- Provided entries:
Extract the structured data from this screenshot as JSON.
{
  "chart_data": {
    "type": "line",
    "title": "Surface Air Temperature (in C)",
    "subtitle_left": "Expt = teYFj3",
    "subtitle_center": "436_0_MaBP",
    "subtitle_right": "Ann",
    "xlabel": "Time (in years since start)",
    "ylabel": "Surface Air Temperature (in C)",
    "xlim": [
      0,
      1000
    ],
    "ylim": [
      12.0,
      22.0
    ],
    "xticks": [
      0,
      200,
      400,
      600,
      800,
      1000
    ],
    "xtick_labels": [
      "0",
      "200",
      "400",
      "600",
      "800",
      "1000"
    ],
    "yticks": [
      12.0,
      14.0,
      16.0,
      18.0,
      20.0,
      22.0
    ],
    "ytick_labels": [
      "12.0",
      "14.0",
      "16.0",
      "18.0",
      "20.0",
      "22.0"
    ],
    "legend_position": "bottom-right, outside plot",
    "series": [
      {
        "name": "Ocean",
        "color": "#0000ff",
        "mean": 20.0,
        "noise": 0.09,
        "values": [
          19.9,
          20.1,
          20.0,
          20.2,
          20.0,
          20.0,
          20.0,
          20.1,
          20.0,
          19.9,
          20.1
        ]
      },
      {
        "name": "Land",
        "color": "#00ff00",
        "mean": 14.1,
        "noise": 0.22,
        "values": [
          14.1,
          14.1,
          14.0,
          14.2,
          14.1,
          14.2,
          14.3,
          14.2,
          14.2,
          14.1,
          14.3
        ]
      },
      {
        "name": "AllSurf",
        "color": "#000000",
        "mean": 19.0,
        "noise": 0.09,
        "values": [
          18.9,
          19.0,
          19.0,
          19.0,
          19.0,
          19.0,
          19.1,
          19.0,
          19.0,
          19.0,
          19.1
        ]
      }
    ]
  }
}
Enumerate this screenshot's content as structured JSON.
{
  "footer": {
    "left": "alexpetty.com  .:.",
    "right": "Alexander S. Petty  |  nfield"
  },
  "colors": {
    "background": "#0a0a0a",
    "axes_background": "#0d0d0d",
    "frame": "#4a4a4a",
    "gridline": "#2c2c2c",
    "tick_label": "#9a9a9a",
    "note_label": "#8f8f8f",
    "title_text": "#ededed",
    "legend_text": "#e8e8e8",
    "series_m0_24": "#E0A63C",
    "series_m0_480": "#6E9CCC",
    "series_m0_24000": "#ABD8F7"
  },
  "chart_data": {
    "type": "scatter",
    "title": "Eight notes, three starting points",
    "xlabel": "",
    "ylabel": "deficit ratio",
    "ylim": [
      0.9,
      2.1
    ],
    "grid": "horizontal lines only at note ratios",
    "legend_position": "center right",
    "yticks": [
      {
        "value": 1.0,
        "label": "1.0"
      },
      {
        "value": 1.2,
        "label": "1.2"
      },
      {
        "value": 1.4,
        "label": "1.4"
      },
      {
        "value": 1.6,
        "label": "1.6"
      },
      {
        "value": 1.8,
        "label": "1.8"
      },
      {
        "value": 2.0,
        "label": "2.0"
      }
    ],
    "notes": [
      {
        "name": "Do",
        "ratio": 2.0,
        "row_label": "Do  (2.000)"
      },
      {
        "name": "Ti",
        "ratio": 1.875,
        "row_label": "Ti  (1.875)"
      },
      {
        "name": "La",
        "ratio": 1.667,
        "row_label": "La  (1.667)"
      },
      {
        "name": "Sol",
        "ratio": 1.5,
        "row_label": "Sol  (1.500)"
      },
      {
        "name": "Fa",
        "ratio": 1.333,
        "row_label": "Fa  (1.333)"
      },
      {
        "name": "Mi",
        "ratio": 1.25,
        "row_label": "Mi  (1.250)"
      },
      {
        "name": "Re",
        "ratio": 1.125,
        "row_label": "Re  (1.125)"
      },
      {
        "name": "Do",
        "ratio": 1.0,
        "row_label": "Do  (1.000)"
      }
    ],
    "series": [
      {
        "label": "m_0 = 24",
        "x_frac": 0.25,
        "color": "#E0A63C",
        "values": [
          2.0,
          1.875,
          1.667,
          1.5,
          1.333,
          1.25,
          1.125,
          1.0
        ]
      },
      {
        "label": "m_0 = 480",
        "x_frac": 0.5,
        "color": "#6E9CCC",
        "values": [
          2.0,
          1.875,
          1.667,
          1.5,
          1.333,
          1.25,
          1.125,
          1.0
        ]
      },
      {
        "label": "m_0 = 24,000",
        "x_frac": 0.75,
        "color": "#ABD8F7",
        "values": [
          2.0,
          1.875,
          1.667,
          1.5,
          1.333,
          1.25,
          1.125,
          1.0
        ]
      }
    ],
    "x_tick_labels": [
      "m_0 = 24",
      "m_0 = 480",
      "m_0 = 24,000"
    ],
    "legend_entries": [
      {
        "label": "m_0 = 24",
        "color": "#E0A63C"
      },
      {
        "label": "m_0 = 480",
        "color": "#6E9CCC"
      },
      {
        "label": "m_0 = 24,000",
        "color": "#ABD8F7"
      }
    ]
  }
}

- Exercise directions: Repeat the data above, word for word.

- Correct answer:
Extract the structured data from this screenshot as JSON.
{
  "chart_data": {
    "type": "line",
    "title": "Surface Air Temperature (in C)",
    "subtitle_left": "Expt = teYFj3",
    "subtitle_center": "436_0_MaBP",
    "subtitle_right": "Ann",
    "xlabel": "Time (in years since start)",
    "ylabel": "Surface Air Temperature (in C)",
    "xlim": [
      0,
      1000
    ],
    "ylim": [
      12.0,
      22.0
    ],
    "xticks": [
      0,
      200,
      400,
      600,
      800,
      1000
    ],
    "xtick_labels": [
      "0",
      "200",
      "400",
      "600",
      "800",
      "1000"
    ],
    "yticks": [
      12.0,
      14.0,
      16.0,
      18.0,
      20.0,
      22.0
    ],
    "ytick_labels": [
      "12.0",
      "14.0",
      "16.0",
      "18.0",
      "20.0",
      "22.0"
    ],
    "legend_position": "bottom-right, outside plot",
    "series": [
      {
        "name": "Ocean",
        "color": "#0000ff",
        "mean": 20.0,
        "noise": 0.09,
        "values": [
          19.9,
          20.1,
          20.0,
          20.2,
          20.0,
          20.0,
          20.0,
          20.1,
          20.0,
          19.9,
          20.1
        ]
      },
      {
        "name": "Land",
        "color": "#00ff00",
        "mean": 14.1,
        "noise": 0.22,
        "values": [
          14.1,
          14.1,
          14.0,
          14.2,
          14.1,
          14.2,
          14.3,
          14.2,
          14.2,
          14.1,
          14.3
        ]
      },
      {
        "name": "AllSurf",
        "color": "#000000",
        "mean": 19.0,
        "noise": 0.09,
        "values": [
          18.9,
          19.0,
          19.0,
          19.0,
          19.0,
          19.0,
          19.1,
          19.0,
          19.0,
          19.0,
          19.1
        ]
      }
    ]
  }
}
Enumerate this screenshot's content as structured JSON.
{
  "footer": {
    "left": "alexpetty.com  .:.",
    "right": "Alexander S. Petty  |  nfield"
  },
  "colors": {
    "background": "#0a0a0a",
    "axes_background": "#0d0d0d",
    "frame": "#4a4a4a",
    "gridline": "#2c2c2c",
    "tick_label": "#9a9a9a",
    "note_label": "#8f8f8f",
    "title_text": "#ededed",
    "legend_text": "#e8e8e8",
    "series_m0_24": "#E0A63C",
    "series_m0_480": "#6E9CCC",
    "series_m0_24000": "#ABD8F7"
  },
  "chart_data": {
    "type": "scatter",
    "title": "Eight notes, three starting points",
    "xlabel": "",
    "ylabel": "deficit ratio",
    "ylim": [
      0.9,
      2.1
    ],
    "grid": "horizontal lines only at note ratios",
    "legend_position": "center right",
    "yticks": [
      {
        "value": 1.0,
        "label": "1.0"
      },
      {
        "value": 1.2,
        "label": "1.2"
      },
      {
        "value": 1.4,
        "label": "1.4"
      },
      {
        "value": 1.6,
        "label": "1.6"
      },
      {
        "value": 1.8,
        "label": "1.8"
      },
      {
        "value": 2.0,
        "label": "2.0"
      }
    ],
    "notes": [
      {
        "name": "Do",
        "ratio": 2.0,
        "row_label": "Do  (2.000)"
      },
      {
        "name": "Ti",
        "ratio": 1.875,
        "row_label": "Ti  (1.875)"
      },
      {
        "name": "La",
        "ratio": 1.667,
        "row_label": "La  (1.667)"
      },
      {
        "name": "Sol",
        "ratio": 1.5,
        "row_label": "Sol  (1.500)"
      },
      {
        "name": "Fa",
        "ratio": 1.333,
        "row_label": "Fa  (1.333)"
      },
      {
        "name": "Mi",
        "ratio": 1.25,
        "row_label": "Mi  (1.250)"
      },
      {
        "name": "Re",
        "ratio": 1.125,
        "row_label": "Re  (1.125)"
      },
      {
        "name": "Do",
        "ratio": 1.0,
        "row_label": "Do  (1.000)"
      }
    ],
    "series": [
      {
        "label": "m_0 = 24",
        "x_frac": 0.25,
        "color": "#E0A63C",
        "values": [
          2.0,
          1.875,
          1.667,
          1.5,
          1.333,
          1.25,
          1.125,
          1.0
        ]
      },
      {
        "label": "m_0 = 480",
        "x_frac": 0.5,
        "color": "#6E9CCC",
        "values": [
          2.0,
          1.875,
          1.667,
          1.5,
          1.333,
          1.25,
          1.125,
          1.0
        ]
      },
      {
        "label": "m_0 = 24,000",
        "x_frac": 0.75,
        "color": "#ABD8F7",
        "values": [
          2.0,
          1.875,
          1.667,
          1.5,
          1.333,
          1.25,
          1.125,
          1.0
        ]
      }
    ],
    "x_tick_labels": [
      "m_0 = 24",
      "m_0 = 480",
      "m_0 = 24,000"
    ],
    "legend_entries": [
      {
        "label": "m_0 = 24",
        "color": "#E0A63C"
      },
      {
        "label": "m_0 = 480",
        "color": "#6E9CCC"
      },
      {
        "label": "m_0 = 24,000",
        "color": "#ABD8F7"
      }
    ]
  }
}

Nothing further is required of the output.